» Extrait de page:
=-=-=
États-Unis : Malgré une accélération de 4,3 % en rythme annualisé au troisième trimestre, la croissance du PIB réel américain devrait ralentir pour s’établir à environ 2,2 % en 2025, contre 2,8 % en 2024. Les effets de la guerre commerciale, les compressions budgétaires du gouvernement fédéral et les restrictions en matière d’immigration ont plus que compensé la croissance rapide des dépenses des entreprises liées à l’IA, les valeurs boursières record et les politiques budgétaires, réglementaires et monétaires expansionnistes. Néanmoins, l’économie a dépassé les attentes l’an dernier et la croissance devrait se maintenir à environ 2,3 % en 2026, grâce à la persistance des facteurs favorables et à l’atténuation des facteurs défavorables.
=-=-=
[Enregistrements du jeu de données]
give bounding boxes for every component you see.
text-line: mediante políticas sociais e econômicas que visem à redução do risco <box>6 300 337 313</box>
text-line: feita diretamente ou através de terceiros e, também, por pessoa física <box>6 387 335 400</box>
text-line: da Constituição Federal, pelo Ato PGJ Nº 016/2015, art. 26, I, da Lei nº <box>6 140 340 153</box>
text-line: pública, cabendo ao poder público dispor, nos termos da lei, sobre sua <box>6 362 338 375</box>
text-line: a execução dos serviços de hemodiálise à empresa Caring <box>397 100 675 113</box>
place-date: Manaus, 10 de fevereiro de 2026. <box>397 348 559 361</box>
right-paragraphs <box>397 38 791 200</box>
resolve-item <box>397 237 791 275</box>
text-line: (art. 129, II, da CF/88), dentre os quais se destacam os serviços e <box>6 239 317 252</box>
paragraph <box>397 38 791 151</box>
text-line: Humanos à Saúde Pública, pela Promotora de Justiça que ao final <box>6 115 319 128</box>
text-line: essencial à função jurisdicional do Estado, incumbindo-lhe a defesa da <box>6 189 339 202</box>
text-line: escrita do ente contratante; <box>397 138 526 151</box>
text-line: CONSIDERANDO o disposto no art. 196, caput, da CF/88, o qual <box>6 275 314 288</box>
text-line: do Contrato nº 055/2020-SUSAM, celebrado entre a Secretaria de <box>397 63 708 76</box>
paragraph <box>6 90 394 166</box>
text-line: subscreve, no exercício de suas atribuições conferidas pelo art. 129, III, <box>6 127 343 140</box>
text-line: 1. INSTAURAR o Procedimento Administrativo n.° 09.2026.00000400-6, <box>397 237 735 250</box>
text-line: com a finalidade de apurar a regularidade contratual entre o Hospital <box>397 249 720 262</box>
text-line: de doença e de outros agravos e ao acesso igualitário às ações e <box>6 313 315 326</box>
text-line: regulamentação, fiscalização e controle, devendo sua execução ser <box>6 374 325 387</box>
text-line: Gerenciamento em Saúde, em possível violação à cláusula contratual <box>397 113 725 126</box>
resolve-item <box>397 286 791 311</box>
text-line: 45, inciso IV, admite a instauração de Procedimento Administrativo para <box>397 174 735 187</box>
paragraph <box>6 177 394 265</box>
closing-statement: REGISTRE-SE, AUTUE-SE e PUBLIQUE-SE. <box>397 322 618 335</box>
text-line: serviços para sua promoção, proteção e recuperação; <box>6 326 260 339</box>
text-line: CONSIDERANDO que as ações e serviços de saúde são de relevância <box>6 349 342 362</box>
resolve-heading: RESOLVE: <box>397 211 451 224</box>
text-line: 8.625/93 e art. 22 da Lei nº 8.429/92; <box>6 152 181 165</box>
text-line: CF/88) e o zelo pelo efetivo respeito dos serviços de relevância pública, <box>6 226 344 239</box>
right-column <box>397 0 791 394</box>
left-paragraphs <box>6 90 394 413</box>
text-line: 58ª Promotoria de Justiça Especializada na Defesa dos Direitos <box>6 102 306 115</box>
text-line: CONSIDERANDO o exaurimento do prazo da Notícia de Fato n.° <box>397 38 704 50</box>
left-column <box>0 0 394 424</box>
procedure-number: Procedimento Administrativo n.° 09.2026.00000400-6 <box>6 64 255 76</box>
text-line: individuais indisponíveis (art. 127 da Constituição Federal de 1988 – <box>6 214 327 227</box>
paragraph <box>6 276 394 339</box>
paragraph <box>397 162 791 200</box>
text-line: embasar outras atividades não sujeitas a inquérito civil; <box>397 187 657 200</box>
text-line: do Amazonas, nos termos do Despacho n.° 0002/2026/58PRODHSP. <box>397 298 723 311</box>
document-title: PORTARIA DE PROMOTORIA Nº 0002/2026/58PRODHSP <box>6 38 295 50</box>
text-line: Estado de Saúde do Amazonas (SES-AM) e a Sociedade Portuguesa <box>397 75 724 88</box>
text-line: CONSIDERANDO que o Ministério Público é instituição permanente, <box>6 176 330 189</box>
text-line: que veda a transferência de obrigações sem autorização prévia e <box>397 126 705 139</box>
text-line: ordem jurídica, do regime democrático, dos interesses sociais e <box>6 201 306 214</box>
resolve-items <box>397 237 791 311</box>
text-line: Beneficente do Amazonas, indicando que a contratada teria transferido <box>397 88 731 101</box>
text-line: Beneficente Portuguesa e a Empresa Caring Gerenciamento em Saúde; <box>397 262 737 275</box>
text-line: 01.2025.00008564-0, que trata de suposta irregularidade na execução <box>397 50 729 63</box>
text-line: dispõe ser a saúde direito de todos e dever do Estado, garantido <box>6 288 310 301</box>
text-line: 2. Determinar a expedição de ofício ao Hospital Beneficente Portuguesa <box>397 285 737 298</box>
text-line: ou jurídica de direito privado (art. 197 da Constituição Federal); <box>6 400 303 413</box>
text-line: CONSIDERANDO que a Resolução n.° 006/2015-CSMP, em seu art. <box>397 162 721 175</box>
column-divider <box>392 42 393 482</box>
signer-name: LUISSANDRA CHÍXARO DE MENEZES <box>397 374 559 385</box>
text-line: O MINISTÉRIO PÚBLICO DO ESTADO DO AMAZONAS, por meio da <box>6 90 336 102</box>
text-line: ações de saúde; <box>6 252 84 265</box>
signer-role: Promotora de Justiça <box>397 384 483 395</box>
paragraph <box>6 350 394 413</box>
=-=-=
Reproduisez à l'identique le passage de l'extrait sur l'économie américaine qui commence aux mots « États-Unis : Malgré » et s'arrête après les mots « des facteurs défavorables. ».

» Réponse:
États-Unis : Malgré une accélération de 4,3 % en rythme annualisé au troisième trimestre, la croissance du PIB réel américain devrait ralentir pour s’établir à environ 2,2 % en 2025, contre 2,8 % en 2024. Les effets de la guerre commerciale, les compressions budgétaires du gouvernement fédéral et les restrictions en matière d’immigration ont plus que compensé la croissance rapide des dépenses des entreprises liées à l’IA, les valeurs boursières record et les politiques budgétaires, réglementaires et monétaires expansionnistes. Néanmoins, l’économie a dépassé les attentes l’an dernier et la croissance devrait se maintenir à environ 2,3 % en 2026, grâce à la persistance des facteurs favorables et à l’atténuation des facteurs défavorables.